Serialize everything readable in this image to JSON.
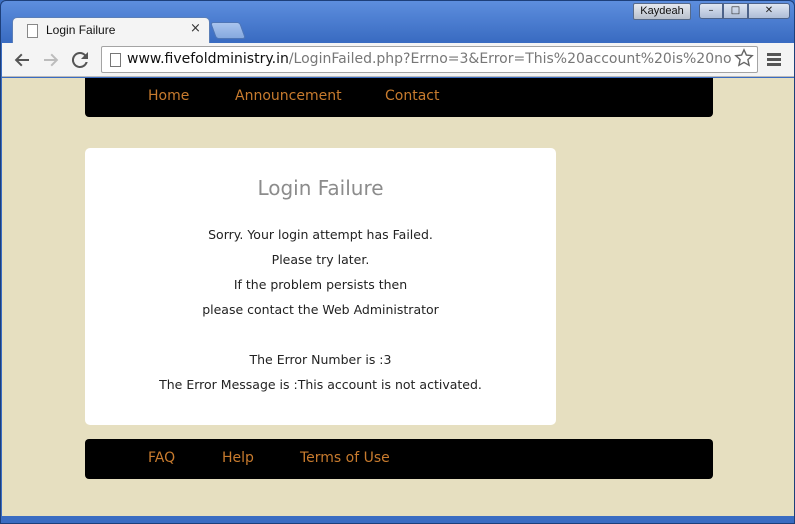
{
  "browser": {
    "tab_title": "Login Failure",
    "tab_close_glyph": "×",
    "user_name": "Kaydeah",
    "window_buttons": {
      "minimize": "–",
      "maximize": "□",
      "close": "✕"
    },
    "url_host": "www.fivefoldministry.in",
    "url_path": "/LoginFailed.php?Errno=3&Error=This%20account%20is%20no",
    "icons": {
      "back": "arrow-left-icon",
      "forward": "arrow-right-icon",
      "reload": "reload-icon",
      "bookmark": "star-icon",
      "menu": "hamburger-menu-icon"
    }
  },
  "nav": {
    "items": [
      {
        "label": "Home"
      },
      {
        "label": "Announcement"
      },
      {
        "label": "Contact"
      }
    ]
  },
  "main": {
    "title": "Login Failure",
    "lines": [
      "Sorry. Your login attempt has Failed.",
      "Please try later.",
      "If the problem persists then",
      "please contact the Web Administrator"
    ],
    "error_number_line": "The Error Number is :3",
    "error_message_line": "The Error Message is :This account is not activated."
  },
  "footer": {
    "items": [
      {
        "label": "FAQ"
      },
      {
        "label": "Help"
      },
      {
        "label": "Terms of Use"
      }
    ]
  },
  "colors": {
    "page_background": "#e6dfc0",
    "bar_background": "#000000",
    "link_color": "#c87b2e",
    "title_color": "#8c8c8c",
    "frame_color": "#3a6cc2"
  }
}
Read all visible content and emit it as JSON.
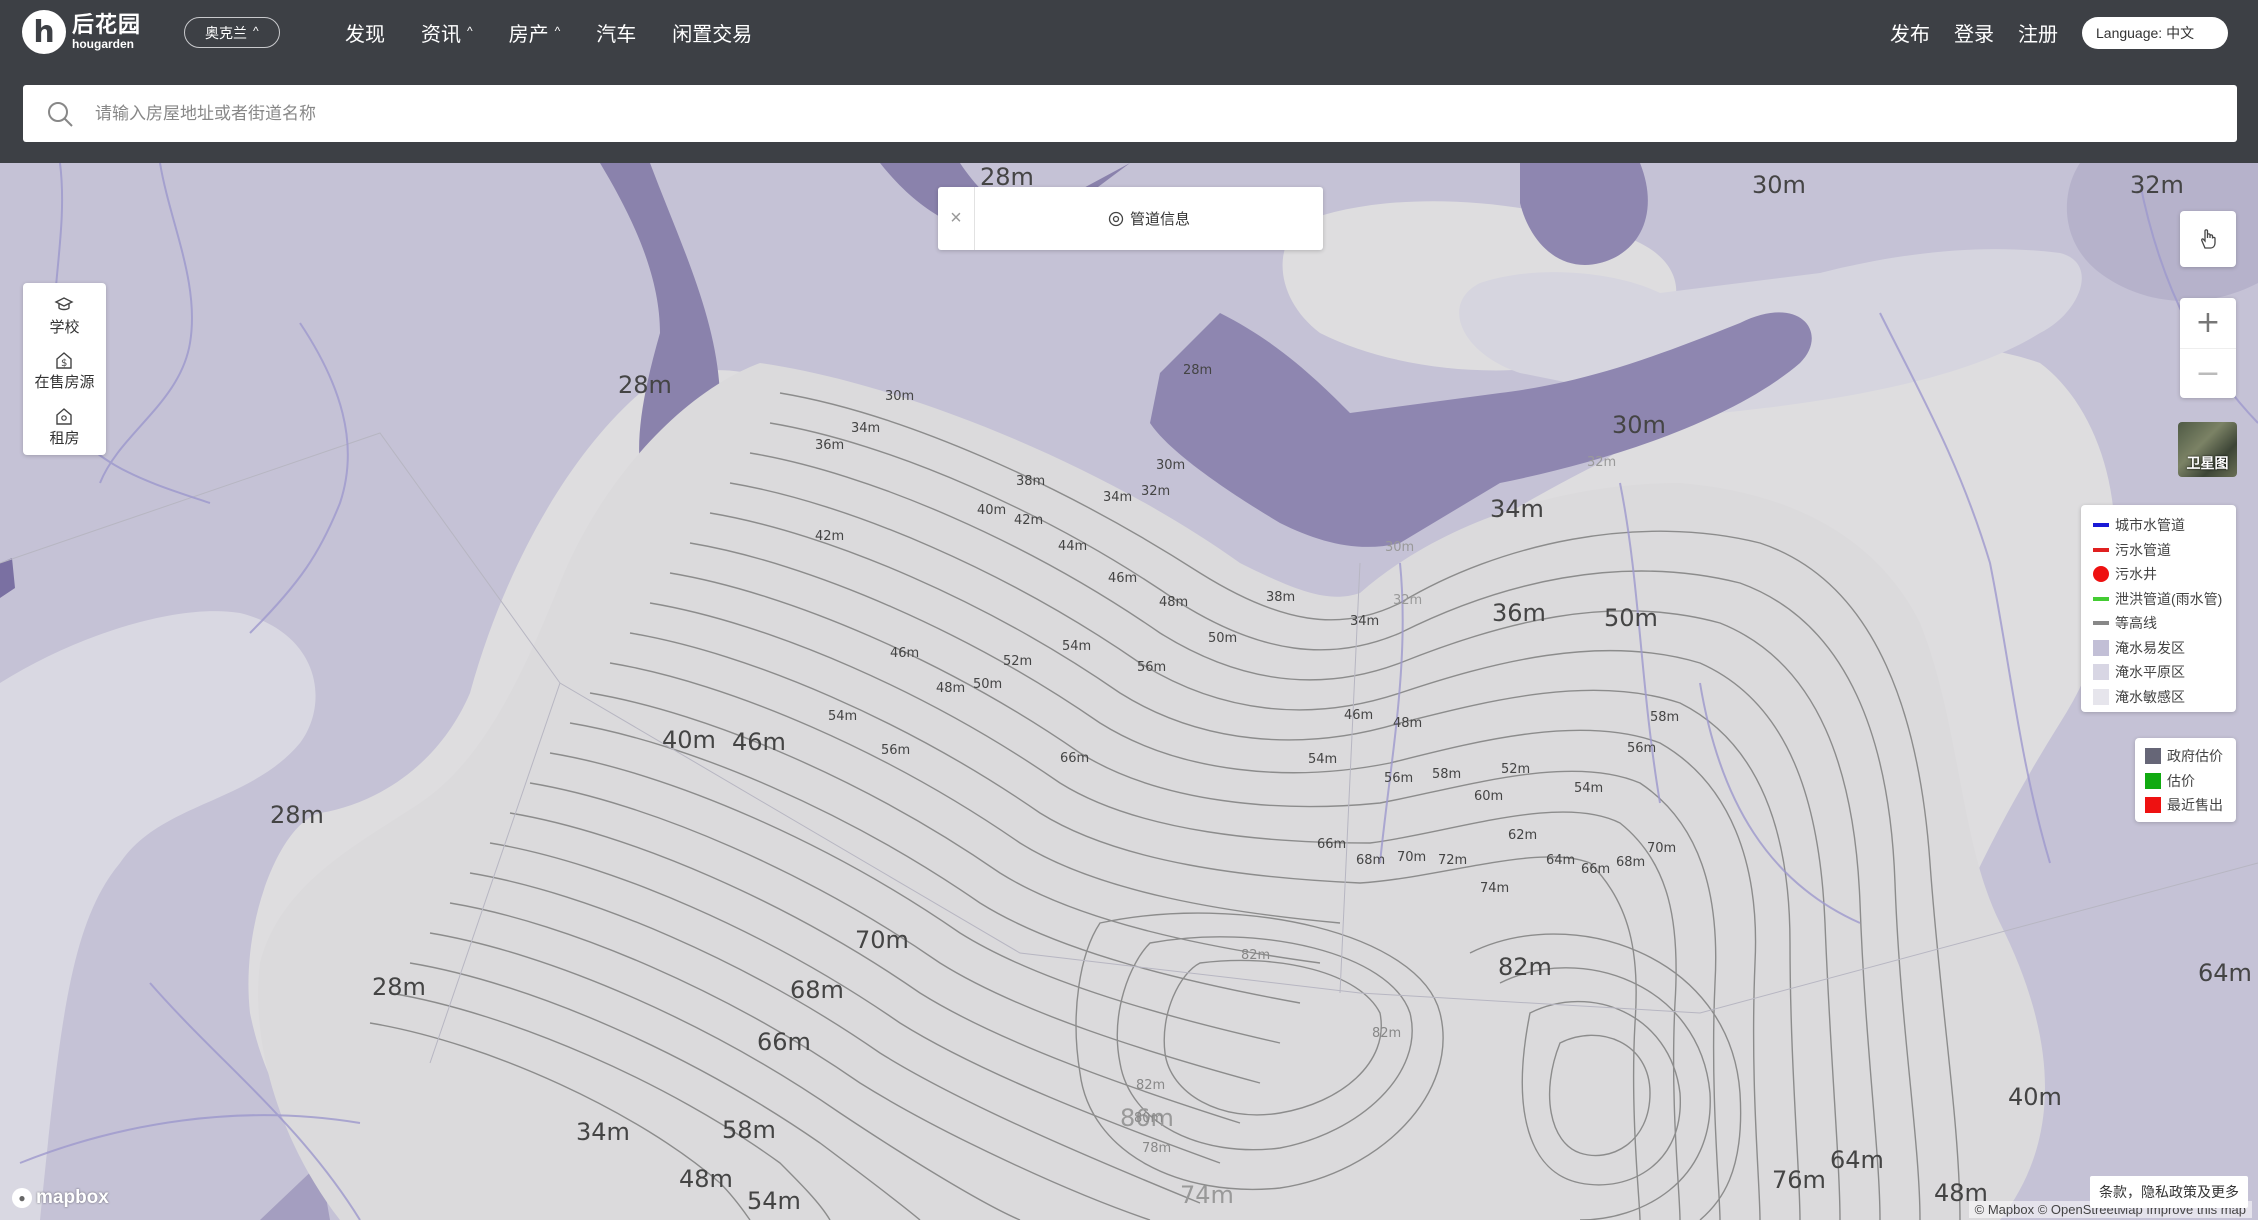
{
  "header": {
    "logo_cn": "后花园",
    "logo_en": "hougarden",
    "logo_glyph": "h",
    "region": "奥克兰",
    "nav": [
      {
        "label": "发现",
        "has_caret": false
      },
      {
        "label": "资讯",
        "has_caret": true
      },
      {
        "label": "房产",
        "has_caret": true
      },
      {
        "label": "汽车",
        "has_caret": false
      },
      {
        "label": "闲置交易",
        "has_caret": false
      }
    ],
    "publish": "发布",
    "login": "登录",
    "register": "注册",
    "language": "Language: 中文"
  },
  "search": {
    "placeholder": "请输入房屋地址或者街道名称",
    "value": ""
  },
  "map": {
    "poi": [
      {
        "label": "学校",
        "icon": "graduation-cap-icon"
      },
      {
        "label": "在售房源",
        "icon": "dollar-house-icon"
      },
      {
        "label": "租房",
        "icon": "key-house-icon"
      }
    ],
    "pipe_panel": {
      "title": "管道信息",
      "close": "×"
    },
    "satellite_label": "卫星图",
    "legend": [
      {
        "label": "城市水管道",
        "type": "line",
        "color": "#1a1ad6"
      },
      {
        "label": "污水管道",
        "type": "line",
        "color": "#e02020"
      },
      {
        "label": "污水井",
        "type": "dot",
        "color": "#ee1111"
      },
      {
        "label": "泄洪管道(雨水管)",
        "type": "line",
        "color": "#44cc33"
      },
      {
        "label": "等高线",
        "type": "line",
        "color": "#888888"
      },
      {
        "label": "淹水易发区",
        "type": "square",
        "color": "#c2bfd6"
      },
      {
        "label": "淹水平原区",
        "type": "square",
        "color": "#d8d6e4"
      },
      {
        "label": "淹水敏感区",
        "type": "square",
        "color": "#e6e5ec"
      }
    ],
    "legend2": [
      {
        "label": "政府估价",
        "color": "#666677"
      },
      {
        "label": "估价",
        "color": "#11aa11"
      },
      {
        "label": "最近售出",
        "color": "#ee1111"
      }
    ],
    "contour_labels": [
      {
        "t": "28m",
        "big": true
      },
      {
        "t": "30m",
        "big": true
      },
      {
        "t": "32m",
        "big": true
      },
      {
        "t": "28m",
        "big": true
      },
      {
        "t": "30m",
        "big": true
      },
      {
        "t": "34m",
        "big": true
      },
      {
        "t": "36m",
        "big": true
      },
      {
        "t": "50m",
        "big": true
      },
      {
        "t": "40m",
        "big": true
      },
      {
        "t": "46m",
        "big": true
      },
      {
        "t": "28m",
        "big": true
      },
      {
        "t": "70m",
        "big": true
      },
      {
        "t": "68m",
        "big": true
      },
      {
        "t": "66m",
        "big": true
      },
      {
        "t": "28m",
        "big": true
      },
      {
        "t": "82m",
        "big": true
      },
      {
        "t": "64m",
        "big": true
      },
      {
        "t": "40m",
        "big": true
      },
      {
        "t": "34m",
        "big": true
      },
      {
        "t": "58m",
        "big": true
      },
      {
        "t": "48m",
        "big": true
      },
      {
        "t": "54m",
        "big": true
      },
      {
        "t": "76m",
        "big": true
      },
      {
        "t": "64m",
        "big": true
      },
      {
        "t": "48m",
        "big": true
      },
      {
        "t": "86m",
        "big": true
      },
      {
        "t": "74m",
        "big": true
      },
      {
        "t": "30m"
      },
      {
        "t": "34m"
      },
      {
        "t": "36m"
      },
      {
        "t": "38m"
      },
      {
        "t": "30m"
      },
      {
        "t": "32m"
      },
      {
        "t": "34m"
      },
      {
        "t": "40m"
      },
      {
        "t": "42m"
      },
      {
        "t": "42m"
      },
      {
        "t": "44m"
      },
      {
        "t": "46m"
      },
      {
        "t": "48m"
      },
      {
        "t": "38m"
      },
      {
        "t": "50m"
      },
      {
        "t": "34m"
      },
      {
        "t": "54m"
      },
      {
        "t": "46m"
      },
      {
        "t": "52m"
      },
      {
        "t": "56m"
      },
      {
        "t": "48m"
      },
      {
        "t": "50m"
      },
      {
        "t": "54m"
      },
      {
        "t": "56m"
      },
      {
        "t": "66m"
      },
      {
        "t": "46m"
      },
      {
        "t": "48m"
      },
      {
        "t": "54m"
      },
      {
        "t": "56m"
      },
      {
        "t": "58m"
      },
      {
        "t": "52m"
      },
      {
        "t": "60m"
      },
      {
        "t": "54m"
      },
      {
        "t": "58m"
      },
      {
        "t": "56m"
      },
      {
        "t": "62m"
      },
      {
        "t": "64m"
      },
      {
        "t": "66m"
      },
      {
        "t": "68m"
      },
      {
        "t": "70m"
      },
      {
        "t": "66m"
      },
      {
        "t": "68m"
      },
      {
        "t": "70m"
      },
      {
        "t": "72m"
      },
      {
        "t": "74m"
      },
      {
        "t": "82m"
      },
      {
        "t": "82m"
      },
      {
        "t": "82m"
      },
      {
        "t": "80m"
      },
      {
        "t": "78m"
      },
      {
        "t": "28m"
      },
      {
        "t": "30m"
      },
      {
        "t": "32m"
      },
      {
        "t": "32m"
      }
    ],
    "mapbox": "mapbox",
    "attribution": "© Mapbox © OpenStreetMap  Improve this map",
    "terms": "条款，隐私政策及更多"
  }
}
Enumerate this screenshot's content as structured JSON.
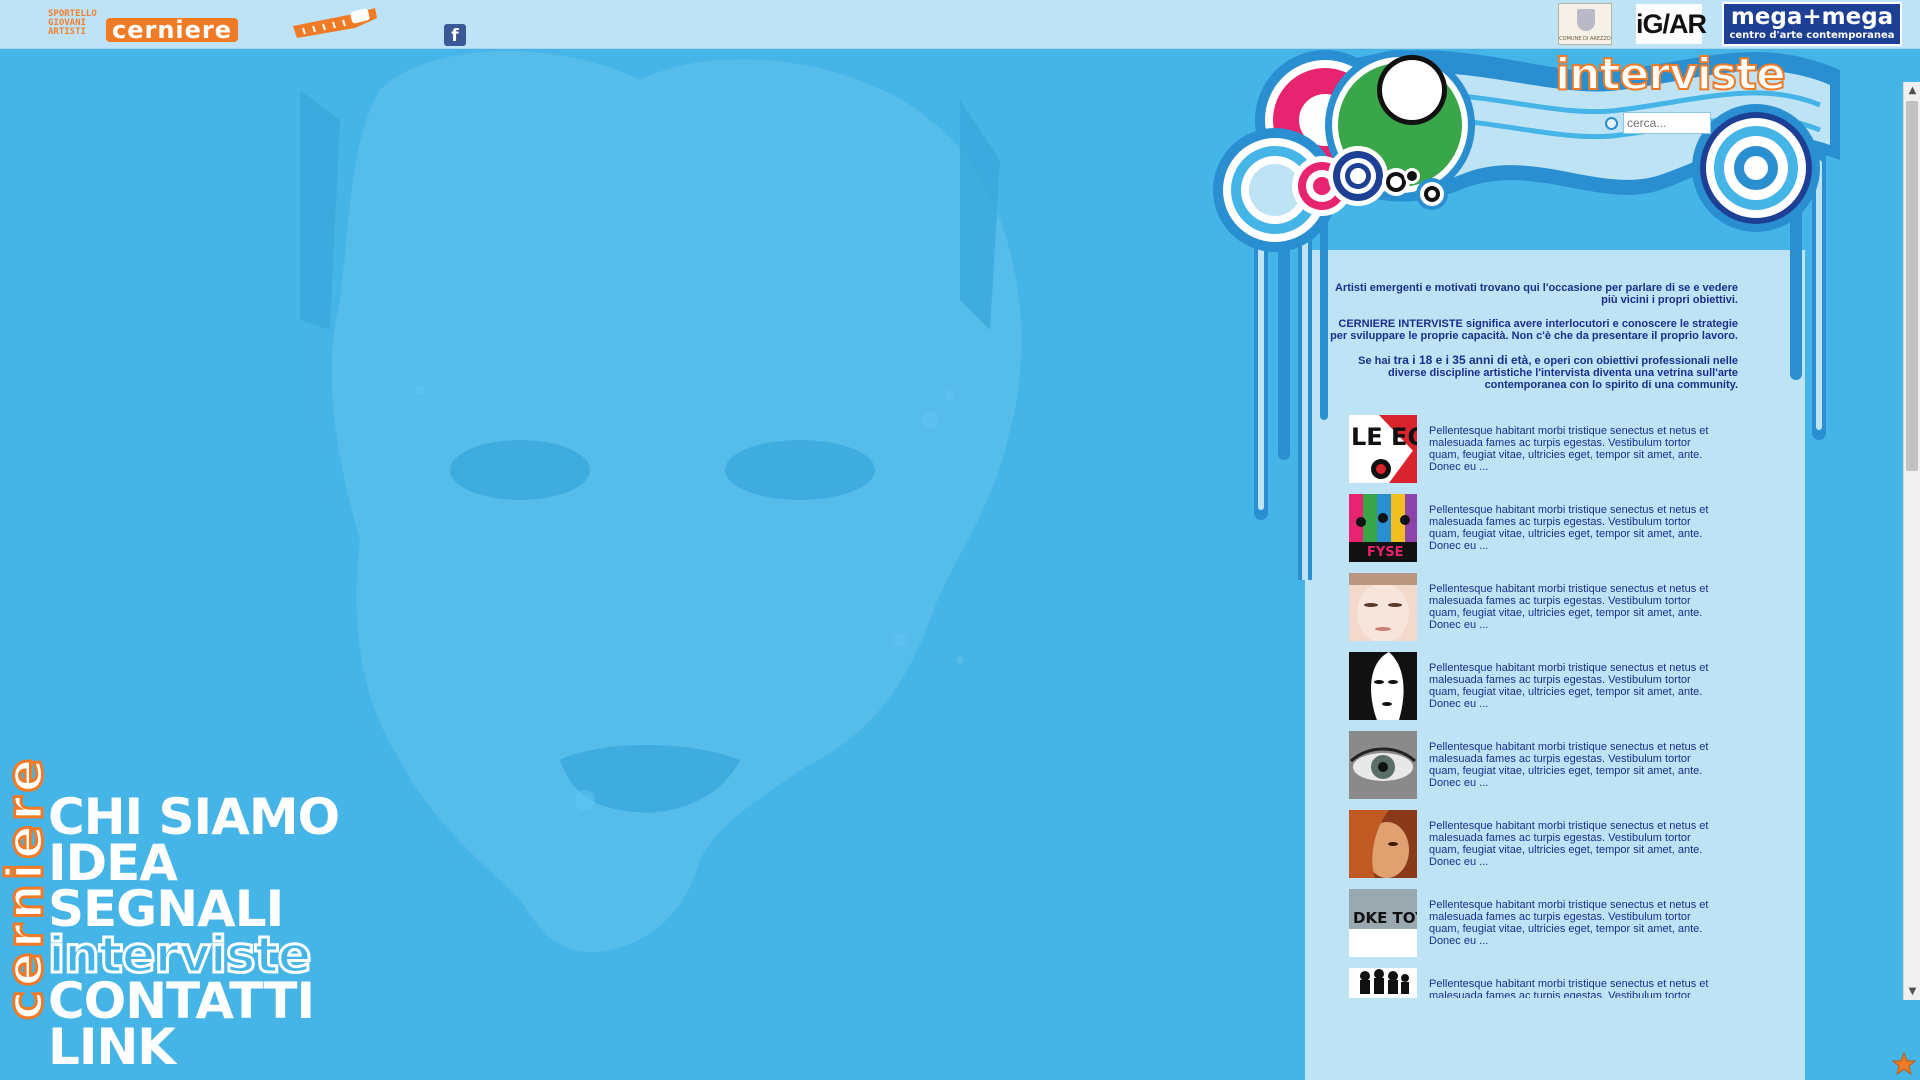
{
  "brand": {
    "small_lines": [
      "SPORTELLO",
      "GIOVANI",
      "ARTISTI"
    ],
    "name": "cerniere"
  },
  "social": {
    "facebook_glyph": "f"
  },
  "sponsors": {
    "comune": "COMUNE DI AREZZO",
    "igar": "iG/AR",
    "mega_title": "mega+mega",
    "mega_subtitle": "centro d'arte contemporanea"
  },
  "vertical_logo": "cerniere",
  "nav": {
    "items": [
      "CHI SIAMO",
      "IDEA",
      "SEGNALI",
      "interviste",
      "CONTATTI",
      "LINK"
    ]
  },
  "section": {
    "title": "interviste"
  },
  "search": {
    "placeholder": "cerca..."
  },
  "intro": {
    "p1": "Artisti emergenti e motivati trovano qui l'occasione per parlare di se e vedere più vicini i propri obiettivi.",
    "p2": "CERNIERE INTERVISTE significa avere interlocutori e conoscere le strategie per sviluppare le proprie capacità. Non c'è che da presentare il proprio lavoro.",
    "p3_pre": "Se hai ",
    "p3_strong": "tra i 18 e i 35 anni di età",
    "p3_post": ", e operi con obiettivi professionali nelle diverse discipline artistiche l'intervista diventa una vetrina sull'arte contemporanea con lo spirito di una community."
  },
  "interviews": [
    {
      "excerpt": "Pellentesque habitant morbi tristique senectus et netus et malesuada fames ac turpis egestas. Vestibulum tortor quam, feugiat vitae, ultricies eget, tempor sit amet, ante. Donec eu ...",
      "thumb_text": "LE EO"
    },
    {
      "excerpt": "Pellentesque habitant morbi tristique senectus et netus et malesuada fames ac turpis egestas. Vestibulum tortor quam, feugiat vitae, ultricies eget, tempor sit amet, ante. Donec eu ...",
      "thumb_text": "FYSE"
    },
    {
      "excerpt": "Pellentesque habitant morbi tristique senectus et netus et malesuada fames ac turpis egestas. Vestibulum tortor quam, feugiat vitae, ultricies eget, tempor sit amet, ante. Donec eu ...",
      "thumb_text": ""
    },
    {
      "excerpt": "Pellentesque habitant morbi tristique senectus et netus et malesuada fames ac turpis egestas. Vestibulum tortor quam, feugiat vitae, ultricies eget, tempor sit amet, ante. Donec eu ...",
      "thumb_text": ""
    },
    {
      "excerpt": "Pellentesque habitant morbi tristique senectus et netus et malesuada fames ac turpis egestas. Vestibulum tortor quam, feugiat vitae, ultricies eget, tempor sit amet, ante. Donec eu ...",
      "thumb_text": ""
    },
    {
      "excerpt": "Pellentesque habitant morbi tristique senectus et netus et malesuada fames ac turpis egestas. Vestibulum tortor quam, feugiat vitae, ultricies eget, tempor sit amet, ante. Donec eu ...",
      "thumb_text": ""
    },
    {
      "excerpt": "Pellentesque habitant morbi tristique senectus et netus et malesuada fames ac turpis egestas. Vestibulum tortor quam, feugiat vitae, ultricies eget, tempor sit amet, ante. Donec eu ...",
      "thumb_text": "DKE TOYS"
    },
    {
      "excerpt": "Pellentesque habitant morbi tristique senectus et netus et malesuada fames ac turpis egestas. Vestibulum tortor quam, feugiat vitae, ultricies eget, tempor sit amet, ante. Donec eu ...",
      "thumb_text": ""
    }
  ],
  "colors": {
    "background": "#45b4e6",
    "accent_orange": "#f07a25",
    "panel": "#bee3f5",
    "text_navy": "#1b2e8c"
  },
  "icons": [
    "facebook-icon",
    "search-icon",
    "star-icon",
    "scroll-up-icon",
    "scroll-down-icon"
  ]
}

Given task =>
Find each line in the records holding the string "placeholder" and show it.

Complete answer =>
    "placeholder": "请输入房屋地址或者街道名称",
    "placeholder": "cerca..."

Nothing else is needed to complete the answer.